• **Task instructions**
Beginning with the line in which "Output the text content of this document." appears, transcribe each line word for word until the records end. Do not include pictures.

[Data records]
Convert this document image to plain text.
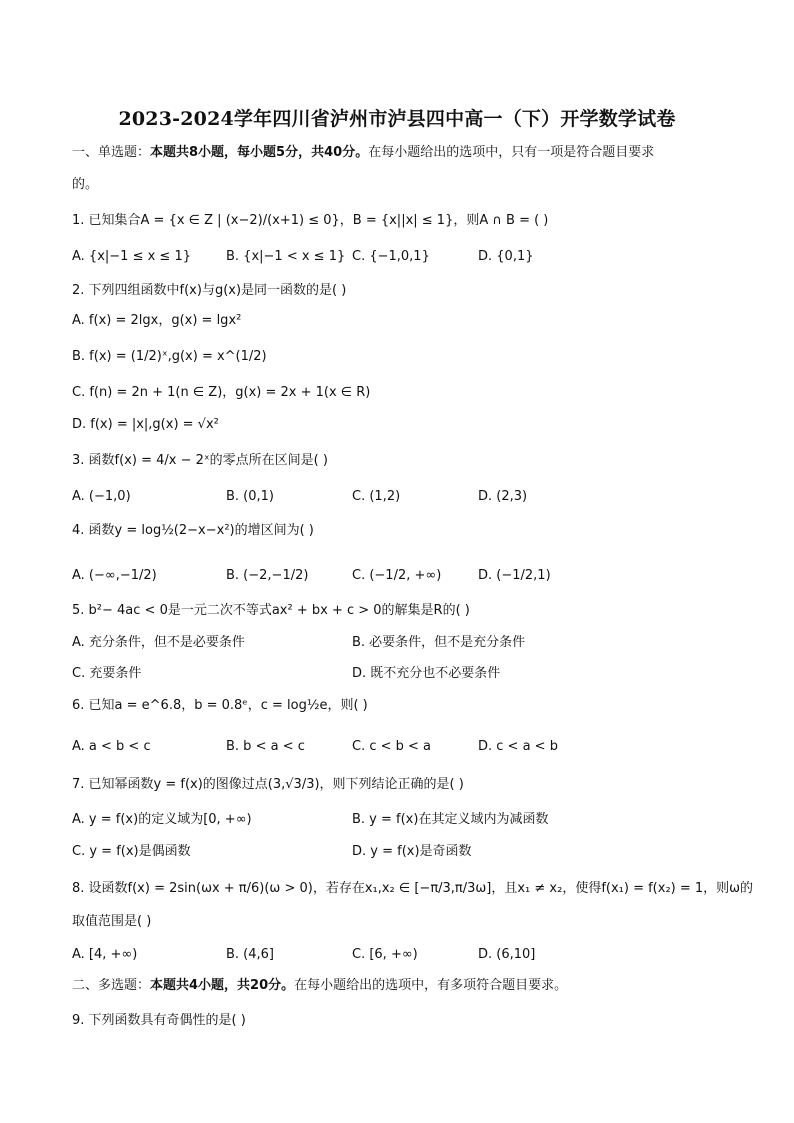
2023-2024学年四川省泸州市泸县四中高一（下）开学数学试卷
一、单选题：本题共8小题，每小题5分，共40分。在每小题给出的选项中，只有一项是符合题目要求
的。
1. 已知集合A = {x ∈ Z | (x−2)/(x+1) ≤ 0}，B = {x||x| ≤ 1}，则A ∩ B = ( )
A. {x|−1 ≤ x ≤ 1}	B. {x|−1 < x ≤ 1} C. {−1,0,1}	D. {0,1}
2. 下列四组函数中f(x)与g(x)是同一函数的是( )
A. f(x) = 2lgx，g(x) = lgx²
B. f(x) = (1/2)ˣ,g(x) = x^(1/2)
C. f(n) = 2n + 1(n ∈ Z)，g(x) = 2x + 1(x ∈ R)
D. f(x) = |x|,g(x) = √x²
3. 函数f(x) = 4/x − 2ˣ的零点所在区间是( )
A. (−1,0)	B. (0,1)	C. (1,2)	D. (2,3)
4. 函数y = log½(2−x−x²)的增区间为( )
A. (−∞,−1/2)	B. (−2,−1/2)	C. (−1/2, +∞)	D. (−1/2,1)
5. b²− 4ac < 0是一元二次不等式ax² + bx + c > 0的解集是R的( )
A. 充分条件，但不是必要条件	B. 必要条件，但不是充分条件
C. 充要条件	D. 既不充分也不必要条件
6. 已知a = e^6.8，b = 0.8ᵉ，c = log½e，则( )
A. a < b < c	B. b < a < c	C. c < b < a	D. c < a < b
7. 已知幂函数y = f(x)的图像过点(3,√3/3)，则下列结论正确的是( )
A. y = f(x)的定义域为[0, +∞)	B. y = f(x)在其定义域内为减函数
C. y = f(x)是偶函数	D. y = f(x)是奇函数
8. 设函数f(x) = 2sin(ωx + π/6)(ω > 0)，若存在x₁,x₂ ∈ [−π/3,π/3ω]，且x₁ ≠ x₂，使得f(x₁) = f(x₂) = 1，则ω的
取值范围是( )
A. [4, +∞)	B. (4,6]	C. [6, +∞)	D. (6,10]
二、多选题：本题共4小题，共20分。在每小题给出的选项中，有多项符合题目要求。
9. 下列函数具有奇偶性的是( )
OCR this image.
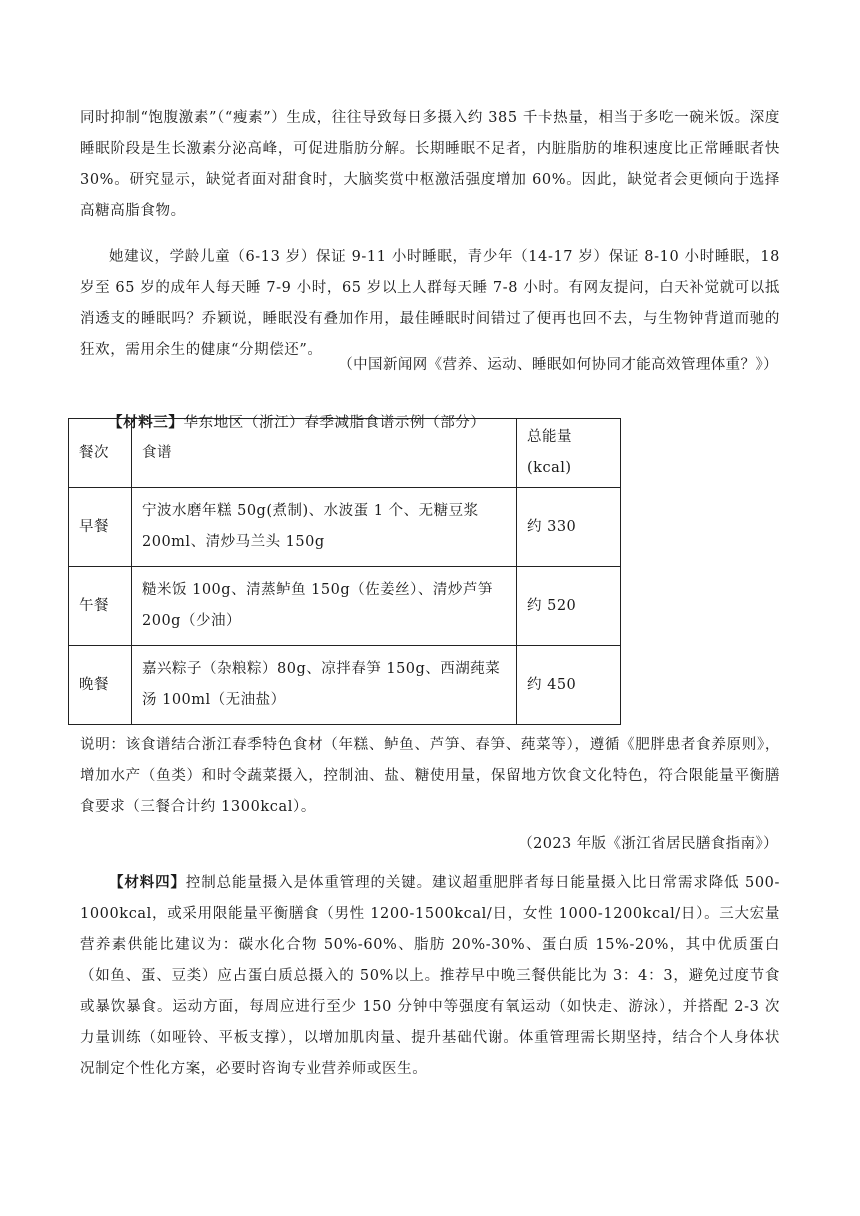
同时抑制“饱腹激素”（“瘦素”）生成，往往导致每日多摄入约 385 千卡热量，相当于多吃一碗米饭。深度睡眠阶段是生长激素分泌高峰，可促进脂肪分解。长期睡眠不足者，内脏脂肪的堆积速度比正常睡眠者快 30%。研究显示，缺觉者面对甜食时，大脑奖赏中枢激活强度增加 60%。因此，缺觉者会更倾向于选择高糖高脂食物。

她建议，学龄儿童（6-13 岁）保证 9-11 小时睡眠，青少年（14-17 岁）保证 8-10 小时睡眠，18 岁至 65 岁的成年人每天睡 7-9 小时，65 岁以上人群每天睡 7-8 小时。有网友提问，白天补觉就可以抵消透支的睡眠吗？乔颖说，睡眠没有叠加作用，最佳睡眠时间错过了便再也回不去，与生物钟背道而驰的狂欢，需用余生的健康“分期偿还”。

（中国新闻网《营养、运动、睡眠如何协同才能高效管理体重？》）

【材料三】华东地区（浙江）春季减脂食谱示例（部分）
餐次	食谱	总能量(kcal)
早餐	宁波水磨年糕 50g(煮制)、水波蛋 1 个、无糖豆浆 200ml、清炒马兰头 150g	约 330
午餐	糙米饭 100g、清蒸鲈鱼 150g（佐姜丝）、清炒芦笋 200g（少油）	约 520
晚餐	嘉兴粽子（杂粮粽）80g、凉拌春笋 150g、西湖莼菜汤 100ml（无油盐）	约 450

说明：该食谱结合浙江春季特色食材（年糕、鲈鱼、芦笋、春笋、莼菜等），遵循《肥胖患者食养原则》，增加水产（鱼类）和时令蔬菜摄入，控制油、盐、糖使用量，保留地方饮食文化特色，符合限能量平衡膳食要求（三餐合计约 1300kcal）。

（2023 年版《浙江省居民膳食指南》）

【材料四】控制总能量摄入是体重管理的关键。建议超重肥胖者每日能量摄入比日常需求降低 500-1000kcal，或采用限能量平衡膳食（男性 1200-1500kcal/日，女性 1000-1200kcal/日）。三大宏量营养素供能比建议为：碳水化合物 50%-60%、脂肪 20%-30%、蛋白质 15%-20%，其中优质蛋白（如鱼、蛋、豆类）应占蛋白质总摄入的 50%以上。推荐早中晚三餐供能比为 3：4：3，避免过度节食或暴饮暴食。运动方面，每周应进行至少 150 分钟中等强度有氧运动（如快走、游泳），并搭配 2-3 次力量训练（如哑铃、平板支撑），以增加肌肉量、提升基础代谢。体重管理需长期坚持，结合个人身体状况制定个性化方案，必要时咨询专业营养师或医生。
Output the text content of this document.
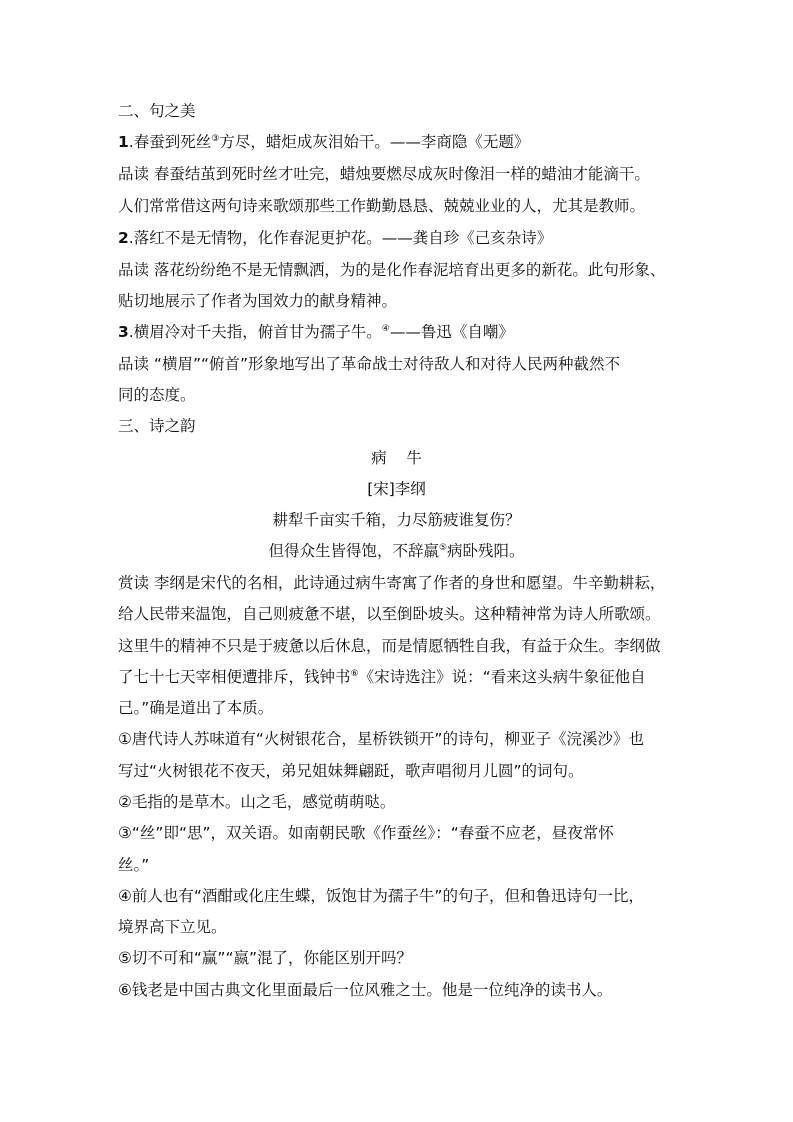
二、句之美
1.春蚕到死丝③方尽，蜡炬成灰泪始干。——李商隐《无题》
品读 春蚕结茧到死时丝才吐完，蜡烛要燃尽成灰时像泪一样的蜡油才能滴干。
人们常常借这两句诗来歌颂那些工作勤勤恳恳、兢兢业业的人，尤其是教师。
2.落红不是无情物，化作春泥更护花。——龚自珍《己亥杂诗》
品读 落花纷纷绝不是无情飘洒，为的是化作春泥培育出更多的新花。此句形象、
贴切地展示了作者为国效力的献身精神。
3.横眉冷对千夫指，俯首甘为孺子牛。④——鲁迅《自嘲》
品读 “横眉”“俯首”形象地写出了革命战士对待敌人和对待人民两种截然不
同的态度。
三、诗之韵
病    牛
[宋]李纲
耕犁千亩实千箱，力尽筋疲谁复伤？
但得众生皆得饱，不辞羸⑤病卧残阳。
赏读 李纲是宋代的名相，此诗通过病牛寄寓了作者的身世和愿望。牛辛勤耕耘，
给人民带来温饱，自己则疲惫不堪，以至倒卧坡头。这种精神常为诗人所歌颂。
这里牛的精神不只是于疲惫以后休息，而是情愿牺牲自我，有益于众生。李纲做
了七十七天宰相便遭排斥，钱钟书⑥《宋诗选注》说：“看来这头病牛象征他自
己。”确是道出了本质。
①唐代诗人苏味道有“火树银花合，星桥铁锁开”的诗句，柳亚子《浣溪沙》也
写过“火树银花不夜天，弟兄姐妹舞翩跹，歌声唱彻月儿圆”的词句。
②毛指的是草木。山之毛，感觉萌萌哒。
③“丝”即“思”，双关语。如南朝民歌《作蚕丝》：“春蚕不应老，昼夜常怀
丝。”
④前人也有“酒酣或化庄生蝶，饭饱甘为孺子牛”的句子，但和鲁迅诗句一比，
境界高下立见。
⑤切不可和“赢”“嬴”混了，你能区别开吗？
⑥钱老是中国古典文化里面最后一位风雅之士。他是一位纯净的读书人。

• **Finished task**
Output the text content of this document.
二、句之美
1.春蚕到死丝③方尽，蜡炬成灰泪始干。——李商隐《无题》
品读 春蚕结茧到死时丝才吐完，蜡烛要燃尽成灰时像泪一样的蜡油才能滴干。
人们常常借这两句诗来歌颂那些工作勤勤恳恳、兢兢业业的人，尤其是教师。
2.落红不是无情物，化作春泥更护花。——龚自珍《己亥杂诗》
品读 落花纷纷绝不是无情飘洒，为的是化作春泥培育出更多的新花。此句形象、
贴切地展示了作者为国效力的献身精神。
3.横眉冷对千夫指，俯首甘为孺子牛。④——鲁迅《自嘲》
品读 “横眉”“俯首”形象地写出了革命战士对待敌人和对待人民两种截然不
同的态度。
三、诗之韵
病    牛
[宋]李纲
耕犁千亩实千箱，力尽筋疲谁复伤？
但得众生皆得饱，不辞羸⑤病卧残阳。
赏读 李纲是宋代的名相，此诗通过病牛寄寓了作者的身世和愿望。牛辛勤耕耘，
给人民带来温饱，自己则疲惫不堪，以至倒卧坡头。这种精神常为诗人所歌颂。
这里牛的精神不只是于疲惫以后休息，而是情愿牺牲自我，有益于众生。李纲做
了七十七天宰相便遭排斥，钱钟书⑥《宋诗选注》说：“看来这头病牛象征他自
己。”确是道出了本质。
①唐代诗人苏味道有“火树银花合，星桥铁锁开”的诗句，柳亚子《浣溪沙》也
写过“火树银花不夜天，弟兄姐妹舞翩跹，歌声唱彻月儿圆”的词句。
②毛指的是草木。山之毛，感觉萌萌哒。
③“丝”即“思”，双关语。如南朝民歌《作蚕丝》：“春蚕不应老，昼夜常怀
丝。”
④前人也有“酒酣或化庄生蝶，饭饱甘为孺子牛”的句子，但和鲁迅诗句一比，
境界高下立见。
⑤切不可和“赢”“嬴”混了，你能区别开吗？
⑥钱老是中国古典文化里面最后一位风雅之士。他是一位纯净的读书人。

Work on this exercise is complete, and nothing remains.